(GOAL): Go through the listing below and list every line with "type".

(LISTING):
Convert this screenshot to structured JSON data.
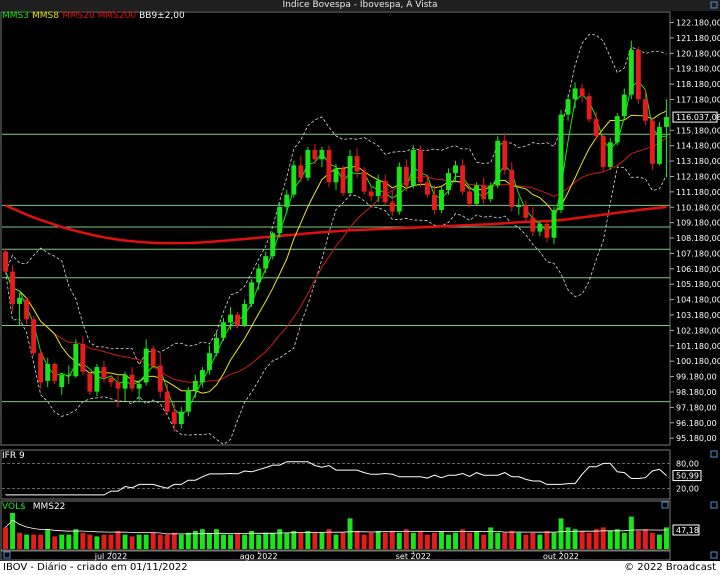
{
  "window": {
    "title": "Índice Bovespa - Ibovespa, A Vista"
  },
  "legend": {
    "mms3": "MMS3",
    "mms8": "MMS8",
    "mms20": "MMS20",
    "mms200": "MMS200",
    "bb": "BB9±2,00"
  },
  "colors": {
    "up": "#19e619",
    "down": "#e41c1c",
    "mms3": "#19e619",
    "mms8": "#e6e619",
    "mms20": "#d01818",
    "mms200": "#e01010",
    "bb": "#d8d8d8",
    "hline": "#7ccc7c"
  },
  "footer": {
    "left": "IBOV - Diário - criado em 01/11/2022",
    "right": "© 2022 Broadcast"
  },
  "chart_data": [
    {
      "type": "candlestick",
      "title": "Índice Bovespa - Ibovespa, A Vista",
      "y_ticks": [
        "122.180,00",
        "121.180,00",
        "120.180,00",
        "119.180,00",
        "118.180,00",
        "117.180,00",
        "116.037,08",
        "115.180,00",
        "114.180,00",
        "113.180,00",
        "112.180,00",
        "111.180,00",
        "110.180,00",
        "109.180,00",
        "108.180,00",
        "107.180,00",
        "106.180,00",
        "105.180,00",
        "104.180,00",
        "103.180,00",
        "102.180,00",
        "101.180,00",
        "100.180,00",
        "99.180,00",
        "98.180,00",
        "97.180,00",
        "96.180,00",
        "95.180,00"
      ],
      "last_value_label": "116.037,08",
      "ylim": [
        94800,
        122800
      ],
      "month_labels": [
        {
          "label": "jul 2022",
          "index": 15
        },
        {
          "label": "ago 2022",
          "index": 36
        },
        {
          "label": "set 2022",
          "index": 58
        },
        {
          "label": "out 2022",
          "index": 79
        }
      ],
      "horizontal_levels": [
        114920,
        110300,
        108900,
        107450,
        105600,
        102500,
        97550
      ],
      "candles": [
        {
          "o": 107300,
          "h": 107500,
          "l": 105900,
          "c": 106000
        },
        {
          "o": 106000,
          "h": 106400,
          "l": 103400,
          "c": 103900
        },
        {
          "o": 103900,
          "h": 104600,
          "l": 102500,
          "c": 104300
        },
        {
          "o": 104200,
          "h": 104300,
          "l": 102600,
          "c": 102900
        },
        {
          "o": 102900,
          "h": 103100,
          "l": 100500,
          "c": 100700
        },
        {
          "o": 100700,
          "h": 100900,
          "l": 98400,
          "c": 98800
        },
        {
          "o": 98900,
          "h": 100400,
          "l": 98500,
          "c": 100000
        },
        {
          "o": 100000,
          "h": 100100,
          "l": 98700,
          "c": 98900
        },
        {
          "o": 98500,
          "h": 99400,
          "l": 98000,
          "c": 99300
        },
        {
          "o": 99300,
          "h": 99900,
          "l": 98700,
          "c": 99300
        },
        {
          "o": 99200,
          "h": 101600,
          "l": 99100,
          "c": 101300
        },
        {
          "o": 101300,
          "h": 101800,
          "l": 99300,
          "c": 99500
        },
        {
          "o": 99400,
          "h": 99500,
          "l": 98000,
          "c": 98200
        },
        {
          "o": 98200,
          "h": 100000,
          "l": 97900,
          "c": 99800
        },
        {
          "o": 99800,
          "h": 100200,
          "l": 98800,
          "c": 99100
        },
        {
          "o": 99100,
          "h": 99300,
          "l": 98500,
          "c": 98800
        },
        {
          "o": 98800,
          "h": 99200,
          "l": 97200,
          "c": 98400
        },
        {
          "o": 98400,
          "h": 99500,
          "l": 97600,
          "c": 99300
        },
        {
          "o": 99300,
          "h": 99800,
          "l": 98200,
          "c": 98400
        },
        {
          "o": 98400,
          "h": 99000,
          "l": 97500,
          "c": 98700
        },
        {
          "o": 98800,
          "h": 101600,
          "l": 98600,
          "c": 101000
        },
        {
          "o": 101000,
          "h": 101200,
          "l": 99700,
          "c": 99900
        },
        {
          "o": 99900,
          "h": 100700,
          "l": 97800,
          "c": 98200
        },
        {
          "o": 98200,
          "h": 98700,
          "l": 96700,
          "c": 96900
        },
        {
          "o": 96900,
          "h": 97500,
          "l": 95600,
          "c": 96100
        },
        {
          "o": 96100,
          "h": 97200,
          "l": 95800,
          "c": 96900
        },
        {
          "o": 96900,
          "h": 98500,
          "l": 96600,
          "c": 98300
        },
        {
          "o": 98300,
          "h": 99300,
          "l": 97800,
          "c": 98900
        },
        {
          "o": 98800,
          "h": 99800,
          "l": 98500,
          "c": 99600
        },
        {
          "o": 99600,
          "h": 101200,
          "l": 99300,
          "c": 100700
        },
        {
          "o": 100700,
          "h": 102100,
          "l": 100500,
          "c": 101700
        },
        {
          "o": 101700,
          "h": 103000,
          "l": 101500,
          "c": 102700
        },
        {
          "o": 102700,
          "h": 103700,
          "l": 102200,
          "c": 103200
        },
        {
          "o": 103200,
          "h": 103400,
          "l": 102300,
          "c": 102500
        },
        {
          "o": 102500,
          "h": 104200,
          "l": 102400,
          "c": 103900
        },
        {
          "o": 103900,
          "h": 105500,
          "l": 103700,
          "c": 105300
        },
        {
          "o": 105300,
          "h": 106500,
          "l": 104800,
          "c": 106200
        },
        {
          "o": 106200,
          "h": 107300,
          "l": 105900,
          "c": 107000
        },
        {
          "o": 107000,
          "h": 108600,
          "l": 106800,
          "c": 108500
        },
        {
          "o": 108500,
          "h": 110500,
          "l": 108200,
          "c": 110200
        },
        {
          "o": 110200,
          "h": 111300,
          "l": 109800,
          "c": 111000
        },
        {
          "o": 111000,
          "h": 113200,
          "l": 110800,
          "c": 112900
        },
        {
          "o": 112900,
          "h": 113500,
          "l": 111800,
          "c": 112100
        },
        {
          "o": 112100,
          "h": 114100,
          "l": 111900,
          "c": 113900
        },
        {
          "o": 113900,
          "h": 114300,
          "l": 113000,
          "c": 113300
        },
        {
          "o": 113300,
          "h": 114100,
          "l": 112800,
          "c": 113900
        },
        {
          "o": 113900,
          "h": 114200,
          "l": 111500,
          "c": 111800
        },
        {
          "o": 111800,
          "h": 113000,
          "l": 111300,
          "c": 112700
        },
        {
          "o": 112700,
          "h": 112900,
          "l": 110900,
          "c": 111100
        },
        {
          "o": 111100,
          "h": 113900,
          "l": 111000,
          "c": 113500
        },
        {
          "o": 113500,
          "h": 114000,
          "l": 112100,
          "c": 112500
        },
        {
          "o": 112500,
          "h": 112800,
          "l": 111000,
          "c": 111200
        },
        {
          "o": 111200,
          "h": 111500,
          "l": 110600,
          "c": 110900
        },
        {
          "o": 110900,
          "h": 112300,
          "l": 110500,
          "c": 111900
        },
        {
          "o": 111900,
          "h": 112300,
          "l": 110300,
          "c": 110500
        },
        {
          "o": 110500,
          "h": 111300,
          "l": 109600,
          "c": 109900
        },
        {
          "o": 109900,
          "h": 113100,
          "l": 109700,
          "c": 112800
        },
        {
          "o": 112800,
          "h": 113300,
          "l": 111200,
          "c": 111600
        },
        {
          "o": 111600,
          "h": 114200,
          "l": 111400,
          "c": 113900
        },
        {
          "o": 113900,
          "h": 114200,
          "l": 111500,
          "c": 111800
        },
        {
          "o": 111800,
          "h": 112300,
          "l": 110800,
          "c": 111000
        },
        {
          "o": 111000,
          "h": 111600,
          "l": 109700,
          "c": 110000
        },
        {
          "o": 110000,
          "h": 111600,
          "l": 109800,
          "c": 111300
        },
        {
          "o": 111300,
          "h": 112700,
          "l": 111000,
          "c": 112400
        },
        {
          "o": 112400,
          "h": 113200,
          "l": 111800,
          "c": 112900
        },
        {
          "o": 112900,
          "h": 113300,
          "l": 111000,
          "c": 111200
        },
        {
          "o": 111200,
          "h": 111500,
          "l": 110200,
          "c": 110400
        },
        {
          "o": 110400,
          "h": 111800,
          "l": 110300,
          "c": 111600
        },
        {
          "o": 111600,
          "h": 112100,
          "l": 110400,
          "c": 110700
        },
        {
          "o": 110700,
          "h": 111800,
          "l": 110500,
          "c": 111600
        },
        {
          "o": 111600,
          "h": 114800,
          "l": 111400,
          "c": 114500
        },
        {
          "o": 114500,
          "h": 115000,
          "l": 112300,
          "c": 112600
        },
        {
          "o": 112600,
          "h": 113100,
          "l": 109900,
          "c": 110200
        },
        {
          "o": 110200,
          "h": 110800,
          "l": 109700,
          "c": 110300
        },
        {
          "o": 110300,
          "h": 110600,
          "l": 109300,
          "c": 109500
        },
        {
          "o": 109500,
          "h": 110200,
          "l": 108300,
          "c": 108600
        },
        {
          "o": 108600,
          "h": 109300,
          "l": 108300,
          "c": 109100
        },
        {
          "o": 109100,
          "h": 109200,
          "l": 107900,
          "c": 108200
        },
        {
          "o": 108200,
          "h": 110200,
          "l": 107800,
          "c": 110000
        },
        {
          "o": 110000,
          "h": 116500,
          "l": 109800,
          "c": 116200
        },
        {
          "o": 116200,
          "h": 117500,
          "l": 115800,
          "c": 117200
        },
        {
          "o": 117200,
          "h": 118300,
          "l": 116600,
          "c": 117900
        },
        {
          "o": 117900,
          "h": 118200,
          "l": 117000,
          "c": 117400
        },
        {
          "o": 117400,
          "h": 117600,
          "l": 115700,
          "c": 115900
        },
        {
          "o": 115900,
          "h": 116400,
          "l": 114600,
          "c": 114800
        },
        {
          "o": 114800,
          "h": 115000,
          "l": 112500,
          "c": 112800
        },
        {
          "o": 112800,
          "h": 114700,
          "l": 112600,
          "c": 114400
        },
        {
          "o": 114400,
          "h": 116300,
          "l": 114200,
          "c": 116100
        },
        {
          "o": 116100,
          "h": 117900,
          "l": 115900,
          "c": 117500
        },
        {
          "o": 117500,
          "h": 121000,
          "l": 117200,
          "c": 120400
        },
        {
          "o": 120400,
          "h": 120600,
          "l": 116900,
          "c": 117200
        },
        {
          "o": 117200,
          "h": 117800,
          "l": 115500,
          "c": 115800
        },
        {
          "o": 115800,
          "h": 116000,
          "l": 112600,
          "c": 113000
        },
        {
          "o": 113000,
          "h": 115700,
          "l": 112900,
          "c": 115400
        },
        {
          "o": 115400,
          "h": 117200,
          "l": 112100,
          "c": 116037
        }
      ],
      "mms200": [
        110300,
        110100,
        109900,
        109700,
        109520,
        109350,
        109200,
        109050,
        108900,
        108770,
        108650,
        108530,
        108420,
        108320,
        108230,
        108150,
        108080,
        108020,
        107970,
        107930,
        107900,
        107880,
        107860,
        107850,
        107850,
        107850,
        107860,
        107880,
        107900,
        107930,
        107960,
        108000,
        108040,
        108080,
        108120,
        108160,
        108200,
        108240,
        108280,
        108320,
        108360,
        108400,
        108440,
        108480,
        108520,
        108560,
        108590,
        108620,
        108650,
        108680,
        108700,
        108720,
        108740,
        108760,
        108780,
        108800,
        108820,
        108840,
        108860,
        108880,
        108900,
        108920,
        108940,
        108960,
        108980,
        109000,
        109020,
        109040,
        109060,
        109080,
        109110,
        109140,
        109170,
        109200,
        109220,
        109240,
        109260,
        109280,
        109300,
        109350,
        109400,
        109460,
        109520,
        109580,
        109640,
        109700,
        109760,
        109820,
        109880,
        109940,
        110000,
        110050,
        110100,
        110150,
        110200
      ]
    },
    {
      "type": "line",
      "title": "IFR 9",
      "ylim": [
        0,
        100
      ],
      "levels": [
        80,
        20
      ],
      "y_ticks": [
        "80,00",
        "20,00"
      ],
      "last_value_label": "50,99",
      "values": [
        5,
        5,
        5,
        5,
        5,
        5,
        5,
        5,
        5,
        5,
        5,
        5,
        5,
        5,
        5,
        14,
        14,
        25,
        22,
        30,
        30,
        30,
        25,
        21,
        30,
        30,
        40,
        40,
        48,
        55,
        55,
        55,
        56,
        55,
        62,
        60,
        65,
        70,
        76,
        76,
        84,
        84,
        84,
        84,
        75,
        71,
        75,
        64,
        64,
        64,
        64,
        58,
        54,
        54,
        56,
        54,
        48,
        48,
        48,
        48,
        45,
        52,
        46,
        52,
        52,
        56,
        49,
        58,
        52,
        52,
        52,
        58,
        48,
        48,
        42,
        38,
        38,
        30,
        30,
        30,
        32,
        32,
        54,
        72,
        72,
        80,
        80,
        60,
        58,
        44,
        44,
        46,
        62,
        66,
        51
      ]
    },
    {
      "type": "bar",
      "title": "VOL$",
      "series_names": [
        "VOL$",
        "MMS22"
      ],
      "last_value_label": "47,18",
      "values": [
        60,
        100,
        45,
        40,
        40,
        40,
        55,
        35,
        40,
        40,
        55,
        45,
        40,
        35,
        40,
        40,
        50,
        40,
        35,
        40,
        40,
        45,
        40,
        40,
        45,
        40,
        45,
        50,
        55,
        45,
        55,
        40,
        40,
        45,
        40,
        50,
        40,
        45,
        45,
        55,
        45,
        50,
        45,
        50,
        45,
        45,
        55,
        40,
        45,
        85,
        50,
        40,
        45,
        50,
        45,
        50,
        45,
        55,
        45,
        50,
        40,
        45,
        50,
        40,
        45,
        55,
        45,
        50,
        40,
        60,
        45,
        45,
        50,
        45,
        40,
        45,
        40,
        50,
        45,
        85,
        60,
        55,
        50,
        45,
        55,
        60,
        50,
        55,
        45,
        90,
        50,
        55,
        45,
        40,
        60
      ],
      "up": [
        false,
        true,
        false,
        true,
        false,
        false,
        true,
        false,
        true,
        true,
        true,
        false,
        false,
        true,
        false,
        false,
        false,
        true,
        false,
        true,
        true,
        false,
        false,
        false,
        false,
        true,
        true,
        true,
        true,
        true,
        true,
        true,
        true,
        false,
        true,
        true,
        true,
        true,
        true,
        true,
        true,
        true,
        false,
        true,
        false,
        true,
        false,
        true,
        false,
        true,
        false,
        false,
        false,
        true,
        false,
        false,
        true,
        false,
        true,
        false,
        false,
        false,
        true,
        true,
        true,
        false,
        false,
        true,
        false,
        true,
        true,
        false,
        false,
        true,
        false,
        false,
        true,
        false,
        true,
        true,
        true,
        true,
        false,
        false,
        false,
        false,
        true,
        true,
        true,
        true,
        false,
        false,
        false,
        true,
        true
      ]
    }
  ]
}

(PROBLEM SOLUTION):
      "type": "candlestick",
      "type": "line",
      "type": "bar",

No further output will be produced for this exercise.